> [The request] Wherever the string "предоставление" appears in the listing, copy that line.

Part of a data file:

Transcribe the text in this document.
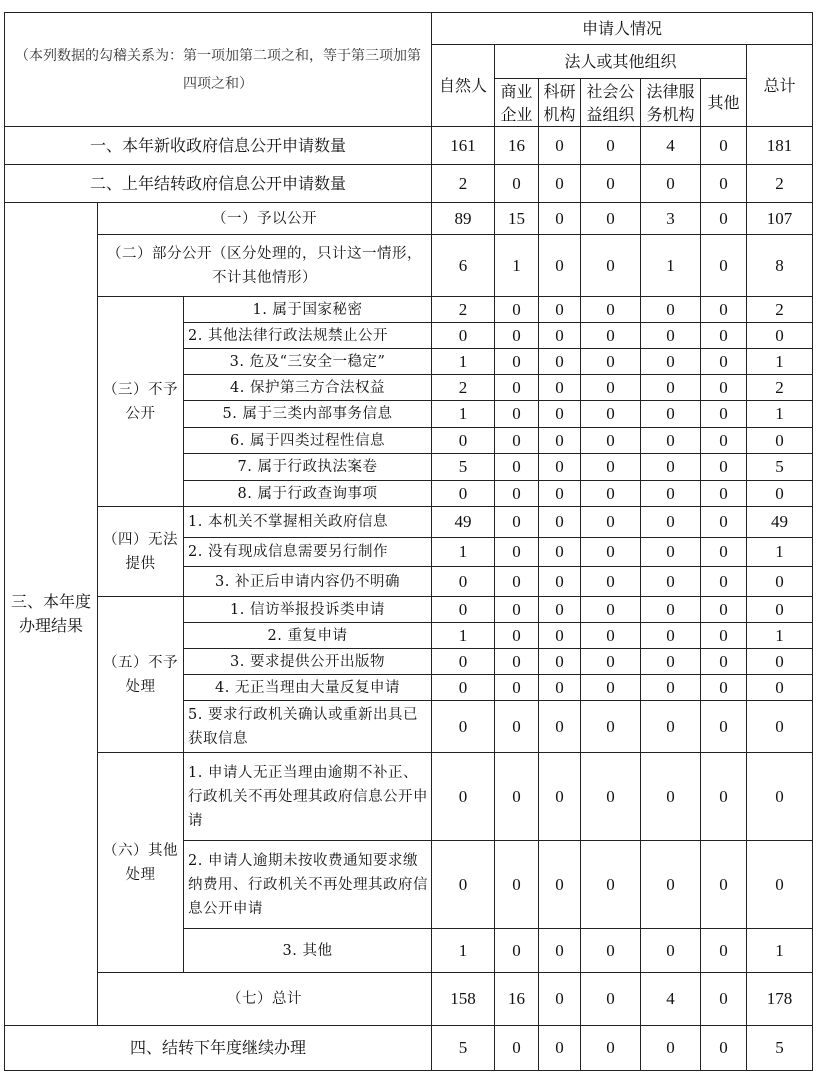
（本列数据的勾稽关系为：第一项加第二项之和，等于第三项加第四项之和）			申请人情况						
			自然人	法人或其他组织					总计
				商业企业	科研机构	社会公益组织	法律服务机构	其他	
一、本年新收政府信息公开申请数量			161	16	0	0	4	0	181
二、上年结转政府信息公开申请数量			2	0	0	0	0	0	2
三、本年度办理结果	（一）予以公开		89	15	0	0	3	0	107
	（二）部分公开（区分处理的，只计这一情形，不计其他情形）		6	1	0	0	1	0	8
	（三）不予公开	1. 属于国家秘密	2	0	0	0	0	0	2
		2. 其他法律行政法规禁止公开	0	0	0	0	0	0	0
		3. 危及“三安全一稳定”	1	0	0	0	0	0	1
		4. 保护第三方合法权益	2	0	0	0	0	0	2
		5. 属于三类内部事务信息	1	0	0	0	0	0	1
		6. 属于四类过程性信息	0	0	0	0	0	0	0
		7. 属于行政执法案卷	5	0	0	0	0	0	5
		8. 属于行政查询事项	0	0	0	0	0	0	0
	（四）无法提供	1. 本机关不掌握相关政府信息	49	0	0	0	0	0	49
		2. 没有现成信息需要另行制作	1	0	0	0	0	0	1
		3. 补正后申请内容仍不明确	0	0	0	0	0	0	0
	（五）不予处理	1. 信访举报投诉类申请	0	0	0	0	0	0	0
		2. 重复申请	1	0	0	0	0	0	1
		3. 要求提供公开出版物	0	0	0	0	0	0	0
		4. 无正当理由大量反复申请	0	0	0	0	0	0	0
		5. 要求行政机关确认或重新出具已获取信息	0	0	0	0	0	0	0
	（六）其他处理	1. 申请人无正当理由逾期不补正、行政机关不再处理其政府信息公开申请	0	0	0	0	0	0	0
		2. 申请人逾期未按收费通知要求缴纳费用、行政机关不再处理其政府信息公开申请	0	0	0	0	0	0	0
		3. 其他	1	0	0	0	0	0	1
	（七）总计		158	16	0	0	4	0	178
四、结转下年度继续办理			5	0	0	0	0	0	5
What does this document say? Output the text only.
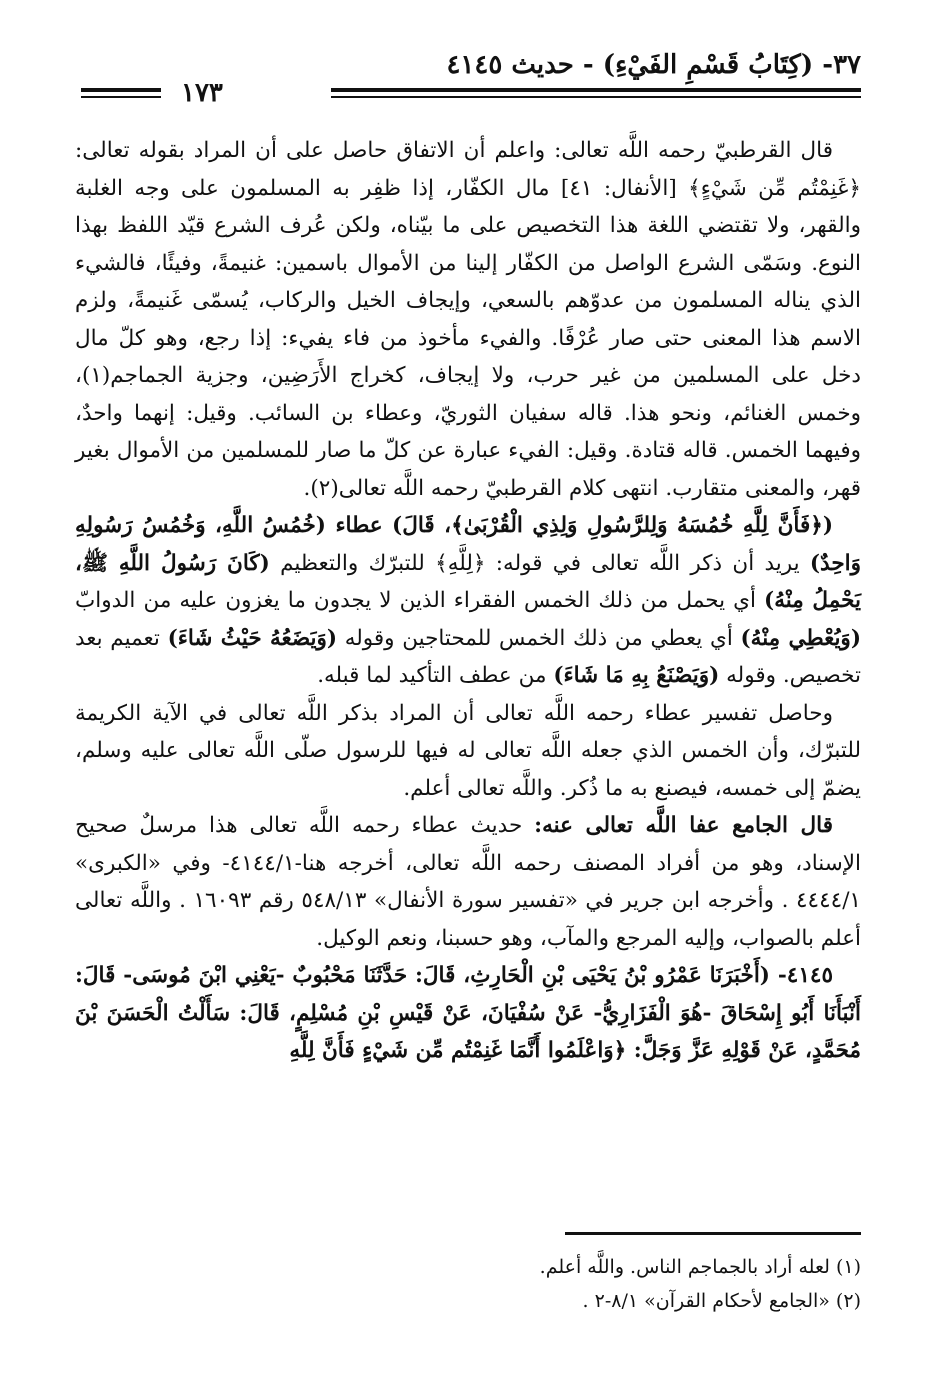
٣٧- (كِتَابُ قَسْمِ الفَيْءِ) - حديث ٤١٤٥
١٧٣

قال القرطبيّ رحمه اللَّه تعالى: واعلم أن الاتفاق حاصل على أن المراد بقوله تعالى: ﴿غَنِمْتُم مِّن شَيْءٍ﴾ [الأنفال: ٤١] مال الكفّار، إذا ظفِر به المسلمون على وجه الغلبة والقهر، ولا تقتضي اللغة هذا التخصيص على ما بيّناه، ولكن عُرف الشرع قيّد اللفظ بهذا النوع. وسَمّى الشرع الواصل من الكفّار إلينا من الأموال باسمين: غنيمةً، وفيئًا، فالشيء الذي يناله المسلمون من عدوّهم بالسعي، وإيجاف الخيل والركاب، يُسمّى غَنيمةً، ولزم الاسم هذا المعنى حتى صار عُرْفًا. والفيء مأخوذ من فاء يفيء: إذا رجع، وهو كلّ مال دخل على المسلمين من غير حرب، ولا إيجاف، كخراج الأَرَضِين، وجزية الجماجم(١)، وخمس الغنائم، ونحو هذا. قاله سفيان الثوريّ، وعطاء بن السائب. وقيل: إنهما واحدٌ، وفيهما الخمس. قاله قتادة. وقيل: الفيء عبارة عن كلّ ما صار للمسلمين من الأموال بغير قهر، والمعنى متقارب. انتهى كلام القرطبيّ رحمه اللَّه تعالى(٢).

(﴿فَأَنَّ لِلَّهِ خُمُسَهُ وَلِلرَّسُولِ وَلِذِي الْقُرْبَىٰ﴾، قَالَ) عطاء (خُمُسُ اللَّهِ، وَخُمُسُ رَسُولِهِ وَاحِدٌ) يريد أن ذكر اللَّه تعالى في قوله: ﴿لِلَّهِ﴾ للتبرّك والتعظيم (كَانَ رَسُولُ اللَّهِ ﷺ، يَحْمِلُ مِنْهُ) أي يحمل من ذلك الخمس الفقراء الذين لا يجدون ما يغزون عليه من الدوابّ (وَيُعْطِي مِنْهُ) أي يعطي من ذلك الخمس للمحتاجين وقوله (وَيَضَعُهُ حَيْثُ شَاءَ) تعميم بعد تخصيص. وقوله (وَيَصْنَعُ بِهِ مَا شَاءَ) من عطف التأكيد لما قبله.

وحاصل تفسير عطاء رحمه اللَّه تعالى أن المراد بذكر اللَّه تعالى في الآية الكريمة للتبرّك، وأن الخمس الذي جعله اللَّه تعالى له فيها للرسول صلّى اللَّه تعالى عليه وسلم، يضمّ إلى خمسه، فيصنع به ما ذُكر. واللَّه تعالى أعلم.

قال الجامع عفا اللَّه تعالى عنه: حديث عطاء رحمه اللَّه تعالى هذا مرسلٌ صحيح الإسناد، وهو من أفراد المصنف رحمه اللَّه تعالى، أخرجه هنا-٤١٤٤/١- وفي «الكبرى» ٤٤٤٤/١ . وأخرجه ابن جرير في «تفسير سورة الأنفال» ٥٤٨/١٣ رقم ١٦٠٩٣ . واللَّه تعالى أعلم بالصواب، وإليه المرجع والمآب، وهو حسبنا، ونعم الوكيل.

٤١٤٥- (أَخْبَرَنَا عَمْرُو بْنُ يَحْيَى بْنِ الْحَارِثِ، قَالَ: حَدَّثَنَا مَحْبُوبٌ -يَعْنِي ابْنَ مُوسَى- قَالَ: أَنْبَأَنَا أَبُو إِسْحَاقَ -هُوَ الْفَزَارِيُّ- عَنْ سُفْيَانَ، عَنْ قَيْسِ بْنِ مُسْلِمٍ، قَالَ: سَأَلْتُ الْحَسَنَ بْنَ مُحَمَّدٍ، عَنْ قَوْلِهِ عَزَّ وَجَلَّ: ﴿وَاعْلَمُوا أَنَّمَا غَنِمْتُم مِّن شَيْءٍ فَأَنَّ لِلَّهِ

(١) لعله أراد بالجماجم الناس. واللَّه أعلم.

(٢) «الجامع لأحكام القرآن» ٨/١-٢ .
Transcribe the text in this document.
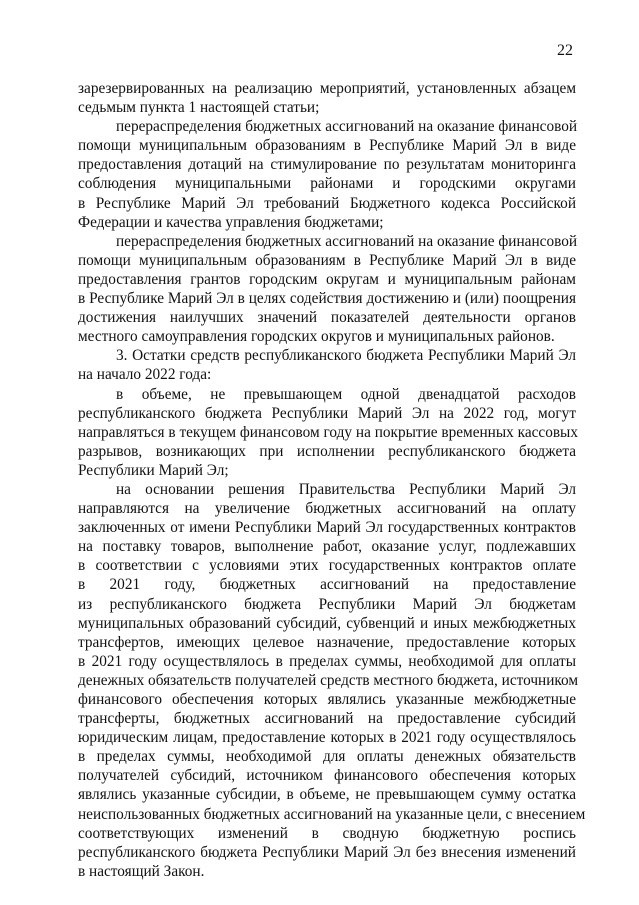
22
зарезервированных на реализацию мероприятий, установленных абзацем
седьмым пункта 1 настоящей статьи;
перераспределения бюджетных ассигнований на оказание финансовой
помощи муниципальным образованиям в Республике Марий Эл в виде
предоставления дотаций на стимулирование по результатам мониторинга
соблюдения муниципальными районами и городскими округами
в Республике Марий Эл требований Бюджетного кодекса Российской
Федерации и качества управления бюджетами;
перераспределения бюджетных ассигнований на оказание финансовой
помощи муниципальным образованиям в Республике Марий Эл в виде
предоставления грантов городским округам и муниципальным районам
в Республике Марий Эл в целях содействия достижению и (или) поощрения
достижения наилучших значений показателей деятельности органов
местного самоуправления городских округов и муниципальных районов.
3. Остатки средств республиканского бюджета Республики Марий Эл
на начало 2022 года:
в объеме, не превышающем одной двенадцатой расходов
республиканского бюджета Республики Марий Эл на 2022 год, могут
направляться в текущем финансовом году на покрытие временных кассовых
разрывов, возникающих при исполнении республиканского бюджета
Республики Марий Эл;
на основании решения Правительства Республики Марий Эл
направляются на увеличение бюджетных ассигнований на оплату
заключенных от имени Республики Марий Эл государственных контрактов
на поставку товаров, выполнение работ, оказание услуг, подлежавших
в соответствии с условиями этих государственных контрактов оплате
в 2021 году, бюджетных ассигнований на предоставление
из республиканского бюджета Республики Марий Эл бюджетам
муниципальных образований субсидий, субвенций и иных межбюджетных
трансфертов, имеющих целевое назначение, предоставление которых
в 2021 году осуществлялось в пределах суммы, необходимой для оплаты
денежных обязательств получателей средств местного бюджета, источником
финансового обеспечения которых являлись указанные межбюджетные
трансферты, бюджетных ассигнований на предоставление субсидий
юридическим лицам, предоставление которых в 2021 году осуществлялось
в пределах суммы, необходимой для оплаты денежных обязательств
получателей субсидий, источником финансового обеспечения которых
являлись указанные субсидии, в объеме, не превышающем сумму остатка
неиспользованных бюджетных ассигнований на указанные цели, с внесением
соответствующих изменений в сводную бюджетную роспись
республиканского бюджета Республики Марий Эл без внесения изменений
в настоящий Закон.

> [Exercise solution]
в 2021 году, бюджетных ассигнований на предоставление
трансфертов, имеющих целевое назначение, предоставление которых
трансферты, бюджетных ассигнований на предоставление субсидий
юридическим лицам, предоставление которых в 2021 году осуществлялось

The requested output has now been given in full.